- _Input data_
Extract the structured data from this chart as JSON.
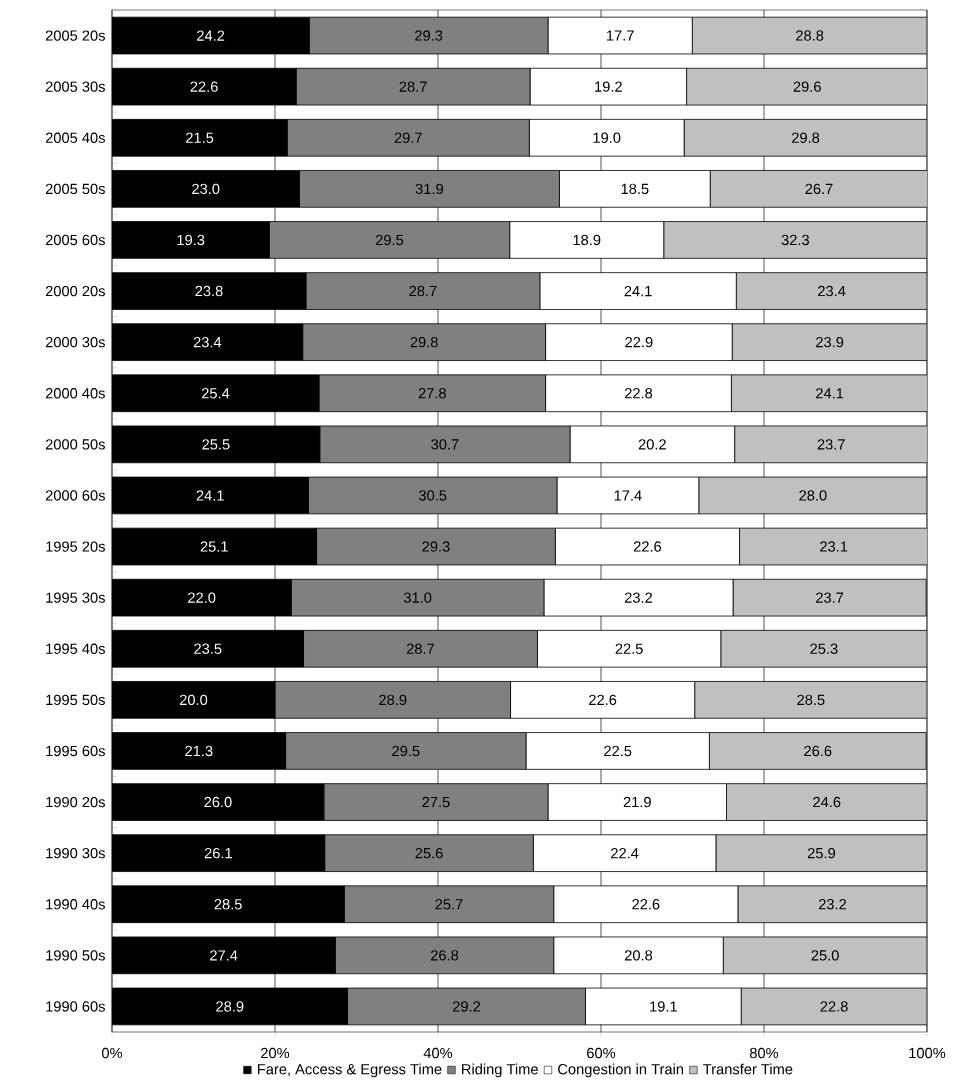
{
  "chart_data": {
    "type": "bar",
    "orientation": "horizontal",
    "stacked": true,
    "legend": "bottom",
    "grid": "x",
    "categories": [
      "2005 20s",
      "2005 30s",
      "2005 40s",
      "2005 50s",
      "2005 60s",
      "2000 20s",
      "2000 30s",
      "2000 40s",
      "2000 50s",
      "2000 60s",
      "1995 20s",
      "1995 30s",
      "1995 40s",
      "1995 50s",
      "1995 60s",
      "1990 20s",
      "1990 30s",
      "1990 40s",
      "1990 50s",
      "1990 60s"
    ],
    "series": [
      {
        "name": "Fare, Access & Egress Time",
        "color": "#000000",
        "values": [
          24.2,
          22.6,
          21.5,
          23.0,
          19.3,
          23.8,
          23.4,
          25.4,
          25.5,
          24.1,
          25.1,
          22.0,
          23.5,
          20.0,
          21.3,
          26.0,
          26.1,
          28.5,
          27.4,
          28.9
        ],
        "value_labels": [
          "24.2",
          "22.6",
          "21.5",
          "23.0",
          "19.3",
          "23.8",
          "23.4",
          "25.4",
          "25.5",
          "24.1",
          "25.1",
          "22.0",
          "23.5",
          "20.0",
          "21.3",
          "26.0",
          "26.1",
          "28.5",
          "27.4",
          "28.9"
        ]
      },
      {
        "name": "Riding Time",
        "color": "#808080",
        "values": [
          29.3,
          28.7,
          29.7,
          31.9,
          29.5,
          28.7,
          29.8,
          27.8,
          30.7,
          30.5,
          29.3,
          31.0,
          28.7,
          28.9,
          29.5,
          27.5,
          25.6,
          25.7,
          26.8,
          29.2
        ],
        "value_labels": [
          "29.3",
          "28.7",
          "29.7",
          "31.9",
          "29.5",
          "28.7",
          "29.8",
          "27.8",
          "30.7",
          "30.5",
          "29.3",
          "31.0",
          "28.7",
          "28.9",
          "29.5",
          "27.5",
          "25.6",
          "25.7",
          "26.8",
          "29.2"
        ]
      },
      {
        "name": "Congestion in Train",
        "color": "#ffffff",
        "values": [
          17.7,
          19.2,
          19.0,
          18.5,
          18.9,
          24.1,
          22.9,
          22.8,
          20.2,
          17.4,
          22.6,
          23.2,
          22.5,
          22.6,
          22.5,
          21.9,
          22.4,
          22.6,
          20.8,
          19.1
        ],
        "value_labels": [
          "17.7",
          "19.2",
          "19.0",
          "18.5",
          "18.9",
          "24.1",
          "22.9",
          "22.8",
          "20.2",
          "17.4",
          "22.6",
          "23.2",
          "22.5",
          "22.6",
          "22.5",
          "21.9",
          "22.4",
          "22.6",
          "20.8",
          "19.1"
        ]
      },
      {
        "name": "Transfer Time",
        "color": "#c0c0c0",
        "values": [
          28.8,
          29.6,
          29.8,
          26.7,
          32.3,
          23.4,
          23.9,
          24.1,
          23.7,
          28.0,
          23.1,
          23.7,
          25.3,
          28.5,
          26.6,
          24.6,
          25.9,
          23.2,
          25.0,
          22.8
        ],
        "value_labels": [
          "28.8",
          "29.6",
          "29.8",
          "26.7",
          "32.3",
          "23.4",
          "23.9",
          "24.1",
          "23.7",
          "28.0",
          "23.1",
          "23.7",
          "25.3",
          "28.5",
          "26.6",
          "24.6",
          "25.9",
          "23.2",
          "25.0",
          "22.8"
        ]
      }
    ],
    "xlim": [
      0,
      100
    ],
    "xticks": [
      {
        "value": 0,
        "label": "0%"
      },
      {
        "value": 20,
        "label": "20%"
      },
      {
        "value": 40,
        "label": "40%"
      },
      {
        "value": 60,
        "label": "60%"
      },
      {
        "value": 80,
        "label": "80%"
      },
      {
        "value": 100,
        "label": "100%"
      }
    ]
  }
}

- _Task brief_
Set the listing down in full and exactly. Pictures within it should not appear in the copy.

- _Answer for the task_
Extract the structured data from this chart as JSON.
{
  "chart_data": {
    "type": "bar",
    "orientation": "horizontal",
    "stacked": true,
    "legend": "bottom",
    "grid": "x",
    "categories": [
      "2005 20s",
      "2005 30s",
      "2005 40s",
      "2005 50s",
      "2005 60s",
      "2000 20s",
      "2000 30s",
      "2000 40s",
      "2000 50s",
      "2000 60s",
      "1995 20s",
      "1995 30s",
      "1995 40s",
      "1995 50s",
      "1995 60s",
      "1990 20s",
      "1990 30s",
      "1990 40s",
      "1990 50s",
      "1990 60s"
    ],
    "series": [
      {
        "name": "Fare, Access & Egress Time",
        "color": "#000000",
        "values": [
          24.2,
          22.6,
          21.5,
          23.0,
          19.3,
          23.8,
          23.4,
          25.4,
          25.5,
          24.1,
          25.1,
          22.0,
          23.5,
          20.0,
          21.3,
          26.0,
          26.1,
          28.5,
          27.4,
          28.9
        ],
        "value_labels": [
          "24.2",
          "22.6",
          "21.5",
          "23.0",
          "19.3",
          "23.8",
          "23.4",
          "25.4",
          "25.5",
          "24.1",
          "25.1",
          "22.0",
          "23.5",
          "20.0",
          "21.3",
          "26.0",
          "26.1",
          "28.5",
          "27.4",
          "28.9"
        ]
      },
      {
        "name": "Riding Time",
        "color": "#808080",
        "values": [
          29.3,
          28.7,
          29.7,
          31.9,
          29.5,
          28.7,
          29.8,
          27.8,
          30.7,
          30.5,
          29.3,
          31.0,
          28.7,
          28.9,
          29.5,
          27.5,
          25.6,
          25.7,
          26.8,
          29.2
        ],
        "value_labels": [
          "29.3",
          "28.7",
          "29.7",
          "31.9",
          "29.5",
          "28.7",
          "29.8",
          "27.8",
          "30.7",
          "30.5",
          "29.3",
          "31.0",
          "28.7",
          "28.9",
          "29.5",
          "27.5",
          "25.6",
          "25.7",
          "26.8",
          "29.2"
        ]
      },
      {
        "name": "Congestion in Train",
        "color": "#ffffff",
        "values": [
          17.7,
          19.2,
          19.0,
          18.5,
          18.9,
          24.1,
          22.9,
          22.8,
          20.2,
          17.4,
          22.6,
          23.2,
          22.5,
          22.6,
          22.5,
          21.9,
          22.4,
          22.6,
          20.8,
          19.1
        ],
        "value_labels": [
          "17.7",
          "19.2",
          "19.0",
          "18.5",
          "18.9",
          "24.1",
          "22.9",
          "22.8",
          "20.2",
          "17.4",
          "22.6",
          "23.2",
          "22.5",
          "22.6",
          "22.5",
          "21.9",
          "22.4",
          "22.6",
          "20.8",
          "19.1"
        ]
      },
      {
        "name": "Transfer Time",
        "color": "#c0c0c0",
        "values": [
          28.8,
          29.6,
          29.8,
          26.7,
          32.3,
          23.4,
          23.9,
          24.1,
          23.7,
          28.0,
          23.1,
          23.7,
          25.3,
          28.5,
          26.6,
          24.6,
          25.9,
          23.2,
          25.0,
          22.8
        ],
        "value_labels": [
          "28.8",
          "29.6",
          "29.8",
          "26.7",
          "32.3",
          "23.4",
          "23.9",
          "24.1",
          "23.7",
          "28.0",
          "23.1",
          "23.7",
          "25.3",
          "28.5",
          "26.6",
          "24.6",
          "25.9",
          "23.2",
          "25.0",
          "22.8"
        ]
      }
    ],
    "xlim": [
      0,
      100
    ],
    "xticks": [
      {
        "value": 0,
        "label": "0%"
      },
      {
        "value": 20,
        "label": "20%"
      },
      {
        "value": 40,
        "label": "40%"
      },
      {
        "value": 60,
        "label": "60%"
      },
      {
        "value": 80,
        "label": "80%"
      },
      {
        "value": 100,
        "label": "100%"
      }
    ]
  }
}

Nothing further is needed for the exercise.